Spatial layout data
================

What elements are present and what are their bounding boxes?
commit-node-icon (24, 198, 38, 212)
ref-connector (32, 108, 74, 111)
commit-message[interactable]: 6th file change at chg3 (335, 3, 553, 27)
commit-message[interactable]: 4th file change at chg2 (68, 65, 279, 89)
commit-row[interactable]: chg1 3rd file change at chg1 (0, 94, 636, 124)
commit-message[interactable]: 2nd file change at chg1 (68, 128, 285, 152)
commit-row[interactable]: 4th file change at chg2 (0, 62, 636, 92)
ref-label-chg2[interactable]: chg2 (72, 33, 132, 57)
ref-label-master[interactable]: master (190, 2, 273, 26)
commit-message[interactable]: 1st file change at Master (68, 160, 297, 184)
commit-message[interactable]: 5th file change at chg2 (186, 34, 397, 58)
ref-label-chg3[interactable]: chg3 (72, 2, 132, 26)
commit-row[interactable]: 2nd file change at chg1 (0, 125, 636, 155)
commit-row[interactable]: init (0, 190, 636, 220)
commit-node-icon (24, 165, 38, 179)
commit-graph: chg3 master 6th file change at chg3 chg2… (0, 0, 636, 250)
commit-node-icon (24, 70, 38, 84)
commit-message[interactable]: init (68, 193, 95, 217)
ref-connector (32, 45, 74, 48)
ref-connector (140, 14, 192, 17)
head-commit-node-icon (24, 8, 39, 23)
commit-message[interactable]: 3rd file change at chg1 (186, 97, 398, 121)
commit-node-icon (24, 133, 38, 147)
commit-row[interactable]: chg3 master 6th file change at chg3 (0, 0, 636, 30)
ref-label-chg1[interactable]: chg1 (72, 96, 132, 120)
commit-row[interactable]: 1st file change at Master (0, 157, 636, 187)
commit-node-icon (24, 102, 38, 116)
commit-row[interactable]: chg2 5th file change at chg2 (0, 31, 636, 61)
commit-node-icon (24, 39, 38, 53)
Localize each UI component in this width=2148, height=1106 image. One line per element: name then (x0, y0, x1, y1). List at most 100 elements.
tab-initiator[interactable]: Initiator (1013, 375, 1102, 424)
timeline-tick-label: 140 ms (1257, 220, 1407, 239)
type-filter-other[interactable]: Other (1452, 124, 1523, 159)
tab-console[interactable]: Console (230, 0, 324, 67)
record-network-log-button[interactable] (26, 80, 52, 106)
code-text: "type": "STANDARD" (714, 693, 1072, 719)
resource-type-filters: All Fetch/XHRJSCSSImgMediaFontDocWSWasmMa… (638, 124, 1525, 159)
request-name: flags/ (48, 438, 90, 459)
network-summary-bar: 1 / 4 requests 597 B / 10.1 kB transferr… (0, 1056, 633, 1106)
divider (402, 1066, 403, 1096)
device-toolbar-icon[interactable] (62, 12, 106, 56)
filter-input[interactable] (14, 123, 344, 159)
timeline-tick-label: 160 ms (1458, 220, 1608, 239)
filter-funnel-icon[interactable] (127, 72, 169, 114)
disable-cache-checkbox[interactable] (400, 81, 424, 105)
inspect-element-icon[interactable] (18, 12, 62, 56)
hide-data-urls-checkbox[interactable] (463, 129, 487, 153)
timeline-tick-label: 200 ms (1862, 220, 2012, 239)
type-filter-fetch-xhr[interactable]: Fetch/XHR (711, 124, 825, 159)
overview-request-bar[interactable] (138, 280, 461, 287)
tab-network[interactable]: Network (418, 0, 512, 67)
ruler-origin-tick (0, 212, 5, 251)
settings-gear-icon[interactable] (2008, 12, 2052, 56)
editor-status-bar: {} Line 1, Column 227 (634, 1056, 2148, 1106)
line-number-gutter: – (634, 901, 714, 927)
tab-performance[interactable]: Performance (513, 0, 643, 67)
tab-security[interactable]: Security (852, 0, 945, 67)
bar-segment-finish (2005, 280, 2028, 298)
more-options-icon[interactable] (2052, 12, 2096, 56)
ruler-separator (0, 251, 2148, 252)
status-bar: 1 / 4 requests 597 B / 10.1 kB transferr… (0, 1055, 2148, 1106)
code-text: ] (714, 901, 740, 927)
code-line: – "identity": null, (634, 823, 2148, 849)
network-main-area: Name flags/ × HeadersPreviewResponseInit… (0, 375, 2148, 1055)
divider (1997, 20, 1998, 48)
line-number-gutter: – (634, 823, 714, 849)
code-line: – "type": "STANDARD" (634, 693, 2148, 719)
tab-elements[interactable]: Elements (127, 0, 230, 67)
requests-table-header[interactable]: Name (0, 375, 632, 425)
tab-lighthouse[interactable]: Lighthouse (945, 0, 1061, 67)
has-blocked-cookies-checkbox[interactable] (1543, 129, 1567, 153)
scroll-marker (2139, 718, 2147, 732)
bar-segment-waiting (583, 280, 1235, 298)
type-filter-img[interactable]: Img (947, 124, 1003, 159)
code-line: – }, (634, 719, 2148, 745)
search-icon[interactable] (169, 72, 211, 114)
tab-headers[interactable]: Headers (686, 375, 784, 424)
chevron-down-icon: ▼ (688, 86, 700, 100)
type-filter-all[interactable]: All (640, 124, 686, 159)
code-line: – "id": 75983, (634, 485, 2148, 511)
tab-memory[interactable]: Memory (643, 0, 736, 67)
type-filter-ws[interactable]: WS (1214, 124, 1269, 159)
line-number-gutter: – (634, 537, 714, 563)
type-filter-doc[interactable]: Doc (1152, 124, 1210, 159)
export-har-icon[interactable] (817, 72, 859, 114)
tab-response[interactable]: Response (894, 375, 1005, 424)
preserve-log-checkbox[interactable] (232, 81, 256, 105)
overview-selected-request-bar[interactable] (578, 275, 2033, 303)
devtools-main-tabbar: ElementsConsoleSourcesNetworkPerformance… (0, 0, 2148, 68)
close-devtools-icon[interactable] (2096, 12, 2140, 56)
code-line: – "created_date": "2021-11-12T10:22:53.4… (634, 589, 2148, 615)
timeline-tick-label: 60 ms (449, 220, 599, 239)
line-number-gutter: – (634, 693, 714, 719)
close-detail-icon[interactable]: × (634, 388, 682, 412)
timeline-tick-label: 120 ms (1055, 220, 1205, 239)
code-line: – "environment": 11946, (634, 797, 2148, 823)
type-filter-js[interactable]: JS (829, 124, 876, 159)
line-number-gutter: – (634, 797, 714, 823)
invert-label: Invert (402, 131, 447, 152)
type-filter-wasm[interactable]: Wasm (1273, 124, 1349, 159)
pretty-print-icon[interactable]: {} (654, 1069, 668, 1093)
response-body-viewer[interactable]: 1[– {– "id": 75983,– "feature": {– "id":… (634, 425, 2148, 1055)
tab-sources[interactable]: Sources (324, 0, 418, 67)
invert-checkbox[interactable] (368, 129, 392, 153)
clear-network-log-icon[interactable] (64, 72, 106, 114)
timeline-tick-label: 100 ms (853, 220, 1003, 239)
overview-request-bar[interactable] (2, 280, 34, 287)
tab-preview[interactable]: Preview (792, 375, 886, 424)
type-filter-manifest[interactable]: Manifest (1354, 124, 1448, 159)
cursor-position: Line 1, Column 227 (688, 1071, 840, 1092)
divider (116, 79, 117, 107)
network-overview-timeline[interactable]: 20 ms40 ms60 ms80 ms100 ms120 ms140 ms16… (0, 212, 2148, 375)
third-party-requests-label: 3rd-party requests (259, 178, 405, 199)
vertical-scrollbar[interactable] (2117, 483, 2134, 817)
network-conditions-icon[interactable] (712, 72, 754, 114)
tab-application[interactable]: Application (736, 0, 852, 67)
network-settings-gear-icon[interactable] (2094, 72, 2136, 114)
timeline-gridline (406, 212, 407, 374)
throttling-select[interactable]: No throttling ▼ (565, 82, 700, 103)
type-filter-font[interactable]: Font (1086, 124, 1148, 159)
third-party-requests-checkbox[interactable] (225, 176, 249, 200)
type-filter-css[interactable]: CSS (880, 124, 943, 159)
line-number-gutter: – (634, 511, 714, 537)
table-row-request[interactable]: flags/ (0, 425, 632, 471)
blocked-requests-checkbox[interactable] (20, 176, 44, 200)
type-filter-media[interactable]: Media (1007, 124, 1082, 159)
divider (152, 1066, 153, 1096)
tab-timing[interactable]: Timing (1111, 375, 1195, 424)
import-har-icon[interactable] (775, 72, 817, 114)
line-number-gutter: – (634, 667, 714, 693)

================

EXERCISE REQUIREMENTS: Pull every line from the material above that contains the string "code". Case must match.

TASK SOLUTION:
code-text: "type": "STANDARD" (714, 693, 1072, 719)
code-text: ] (714, 901, 740, 927)
code-line: – "identity": null, (634, 823, 2148, 849)
code-line: – "type": "STANDARD" (634, 693, 2148, 719)
code-line: – }, (634, 719, 2148, 745)
code-line: – "id": 75983, (634, 485, 2148, 511)
code-line: – "created_date": "2021-11-12T10:22:53.4… (634, 589, 2148, 615)
code-line: – "environment": 11946, (634, 797, 2148, 823)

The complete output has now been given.